- **Your objective**
Reproduce all of the data below without alteration; exclude every picture.

- **Data extract**

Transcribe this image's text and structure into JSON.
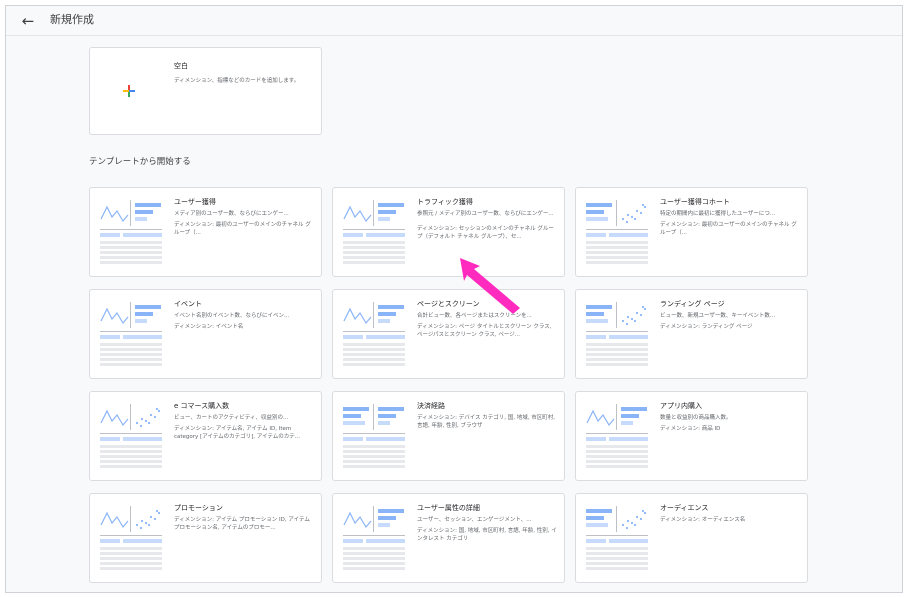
{
  "header": {
    "back_icon": "arrow-left-icon",
    "title": "新規作成"
  },
  "blank": {
    "title": "空白",
    "description": "ディメンション、指標などのカードを追加します。",
    "plus_colors": [
      "#4285f4",
      "#ea4335",
      "#fbbc04",
      "#34a853"
    ]
  },
  "section_title": "テンプレートから開始する",
  "colors": {
    "accent_blue": "#8ab4f8",
    "accent_light": "#c6dafc",
    "arrow": "#ff2bbf"
  },
  "templates": [
    {
      "title": "ユーザー獲得",
      "summary": "メディア別のユーザー数、ならびにエンゲー...",
      "dims": "ディメンション: 最初のユーザーのメインのチャネル グループ（...",
      "thumb": "line-bars"
    },
    {
      "title": "トラフィック獲得",
      "summary": "参照元 / メディア別のユーザー数、ならびにエンゲー...",
      "dims": "ディメンション: セッションのメインのチャネル グループ（デフォルト チャネル グループ）、セ...",
      "thumb": "line-bars"
    },
    {
      "title": "ユーザー獲得コホート",
      "summary": "特定の期間内に最初に獲得したユーザーにつ...",
      "dims": "ディメンション: 最初のユーザーのメインのチャネル グループ（...",
      "thumb": "bars-scatter"
    },
    {
      "title": "イベント",
      "summary": "イベント名別のイベント数、ならびにイベン...",
      "dims": "ディメンション: イベント名",
      "thumb": "line-bars"
    },
    {
      "title": "ページとスクリーン",
      "summary": "合計ビュー数、各ページまたはスクリーンを...",
      "dims": "ディメンション: ページ タイトルとスクリーン クラス, ページパスとスクリーン クラス, ページ...",
      "thumb": "line-bars"
    },
    {
      "title": "ランディング ページ",
      "summary": "ビュー数、新規ユーザー数、キーイベント数...",
      "dims": "ディメンション: ランディング ページ",
      "thumb": "bars-scatter"
    },
    {
      "title": "e コマース購入数",
      "summary": "ビュー、カートのアクティビティ、収益別の...",
      "dims": "ディメンション: アイテム名, アイテム ID, Item category [アイテムのカテゴリ], アイテムのカテ...",
      "thumb": "line-scatter"
    },
    {
      "title": "決済経路",
      "summary": "",
      "dims": "ディメンション: デバイス カテゴリ, 国, 地域, 市区町村, 言語, 年齢, 性別, ブラウザ",
      "thumb": "bars-bars"
    },
    {
      "title": "アプリ内購入",
      "summary": "数量と収益別の商品購入数。",
      "dims": "ディメンション: 商品 ID",
      "thumb": "line-bars"
    },
    {
      "title": "プロモーション",
      "summary": "",
      "dims": "ディメンション: アイテム プロモーション ID, アイテム プロモーション名, アイテムのプロモー...",
      "thumb": "line-scatter"
    },
    {
      "title": "ユーザー属性の詳細",
      "summary": "ユーザー、セッション、エンゲージメント、...",
      "dims": "ディメンション: 国, 地域, 市区町村, 言語, 年齢, 性別, インタレスト カテゴリ",
      "thumb": "line-bars"
    },
    {
      "title": "オーディエンス",
      "summary": "",
      "dims": "ディメンション: オーディエンス名",
      "thumb": "bars-scatter"
    }
  ]
}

- **Output for this task**
Transcribe this image's text and structure into JSON.
{
  "header": {
    "back_icon": "arrow-left-icon",
    "title": "新規作成"
  },
  "blank": {
    "title": "空白",
    "description": "ディメンション、指標などのカードを追加します。",
    "plus_colors": [
      "#4285f4",
      "#ea4335",
      "#fbbc04",
      "#34a853"
    ]
  },
  "section_title": "テンプレートから開始する",
  "colors": {
    "accent_blue": "#8ab4f8",
    "accent_light": "#c6dafc",
    "arrow": "#ff2bbf"
  },
  "templates": [
    {
      "title": "ユーザー獲得",
      "summary": "メディア別のユーザー数、ならびにエンゲー...",
      "dims": "ディメンション: 最初のユーザーのメインのチャネル グループ（...",
      "thumb": "line-bars"
    },
    {
      "title": "トラフィック獲得",
      "summary": "参照元 / メディア別のユーザー数、ならびにエンゲー...",
      "dims": "ディメンション: セッションのメインのチャネル グループ（デフォルト チャネル グループ）、セ...",
      "thumb": "line-bars"
    },
    {
      "title": "ユーザー獲得コホート",
      "summary": "特定の期間内に最初に獲得したユーザーにつ...",
      "dims": "ディメンション: 最初のユーザーのメインのチャネル グループ（...",
      "thumb": "bars-scatter"
    },
    {
      "title": "イベント",
      "summary": "イベント名別のイベント数、ならびにイベン...",
      "dims": "ディメンション: イベント名",
      "thumb": "line-bars"
    },
    {
      "title": "ページとスクリーン",
      "summary": "合計ビュー数、各ページまたはスクリーンを...",
      "dims": "ディメンション: ページ タイトルとスクリーン クラス, ページパスとスクリーン クラス, ページ...",
      "thumb": "line-bars"
    },
    {
      "title": "ランディング ページ",
      "summary": "ビュー数、新規ユーザー数、キーイベント数...",
      "dims": "ディメンション: ランディング ページ",
      "thumb": "bars-scatter"
    },
    {
      "title": "e コマース購入数",
      "summary": "ビュー、カートのアクティビティ、収益別の...",
      "dims": "ディメンション: アイテム名, アイテム ID, Item category [アイテムのカテゴリ], アイテムのカテ...",
      "thumb": "line-scatter"
    },
    {
      "title": "決済経路",
      "summary": "",
      "dims": "ディメンション: デバイス カテゴリ, 国, 地域, 市区町村, 言語, 年齢, 性別, ブラウザ",
      "thumb": "bars-bars"
    },
    {
      "title": "アプリ内購入",
      "summary": "数量と収益別の商品購入数。",
      "dims": "ディメンション: 商品 ID",
      "thumb": "line-bars"
    },
    {
      "title": "プロモーション",
      "summary": "",
      "dims": "ディメンション: アイテム プロモーション ID, アイテム プロモーション名, アイテムのプロモー...",
      "thumb": "line-scatter"
    },
    {
      "title": "ユーザー属性の詳細",
      "summary": "ユーザー、セッション、エンゲージメント、...",
      "dims": "ディメンション: 国, 地域, 市区町村, 言語, 年齢, 性別, インタレスト カテゴリ",
      "thumb": "line-bars"
    },
    {
      "title": "オーディエンス",
      "summary": "",
      "dims": "ディメンション: オーディエンス名",
      "thumb": "bars-scatter"
    }
  ]
}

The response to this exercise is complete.